## 対象の文章
1)車両30が記録データ選択テーブルを有し、車両30が記録データ選択テーブルを参照して記録する車両情報データを決定し、車両30に車両情報データを記録する。
2)サーバが記録データ選択テーブルを有し、車両30がサーバに指示された車両情報データを記録する。
3)サーバが記録データ選択テーブルを有し、サーバが記録データ選択テーブルを参照して記録する車両情報データを決定し、車両情報データを記録する。
4)車両30が記録データ選択テーブルを有し、サーバが車両30から送信された車両情報データを記録する。
以下、各形態について実施例に基づき説明する。
【実施例1】
【0021】
本実施例では、1)車両30が記録データ選択テーブルを有し、車両30が記録データ選択テーブルを参照して記録する車両情報データを決定し、車両30に車両情報データを記録する、形態の車両情報記録システム100について説明する。
【0022】
図2は、本実施例の車両情報記録装置50の機能ブロック図の一例を示す。車両情報記録装置50は車両情報記録ECU(Electronic Control Unit)12により制御され、車両情報記録ECU12にはCAN(Controller Area Network)やLIN(Local Interconnect Network)等の車載LANを介して、ECU11A〜11C(区別しない場合、単にECU11という)及びGPS(Global Positioning System)受信機13が接続されている。なお、本実施例では実施例2以降で説明する車両情報記録システム100と車両情報記録装置50とが一体である。
【0023】
各ECU11には、アクチュエータ、センサ及びスイッチ(ECU、アクチュエータ、センサ及びスイッチの1以上を車載装置という場合がある)のうちそれぞれゼロ以上が接続されている。各ECU11にはセンサが検出した検出信号、乗員の操作又は車載装置の動作に連動して切り替わるスイッチのオン/オフ信号が入力され、各ECU11は検出信号やオン/オフ信号に基づき、制御信号を生成しアクチュエータを制御する。また、所定のECU11に検出された検出信号、オン/オフ信号及び制御情報は、例えばCANが提供する時分割多重通信により他のECU11に送信され得る。したがって、各ECU11は、自らに接続されたセンサ等が検出する検出信号等だけでなく、他のECU11に接続されたセンサ等の検出信号等を用いて、アクチュエータ等の制御を実行している。

## 提供資料
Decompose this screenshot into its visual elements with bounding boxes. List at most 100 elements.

## 作業内容
• a. 次の(i)〜(iii)が文章の内容と合っているかをそれぞれ「はい」か「いいえ」で答え、判断の決め手となった文章中の語句をそのまま引用せよ。(i) 実施例1では、車両30が記録データ選択テーブルを持つ形態を説明している。(ii) 車両情報記録装置50はGPS受信機によって制御される。(iii) 各ECU11は、他のECU11につながるセンサ等の検出信号等も使って制御を行う。
• b. 文章で「車載装置という場合がある」とされているものをすべて挙げよ。
• c. 文章によると、車両情報記録ECU12に車載LANを介して接続されているものは何か。
答えは文章の記述だけを根拠とし、一覧は参照しないこと。

## 回答
• a.
(i) はい。「本実施例では、1)車両30が記録データ選択テーブルを有し」
(ii) いいえ。「車両情報記録装置50は車両情報記録ECU(Electronic Control Unit)12により制御され」
(iii) はい。「他のECU11に接続されたセンサ等の検出信号等を用いて、アクチュエータ等の制御を実行している」

• b. ECU、アクチュエータ、センサ、スイッチ

• c. ECU11A〜11CとGPS受信機13。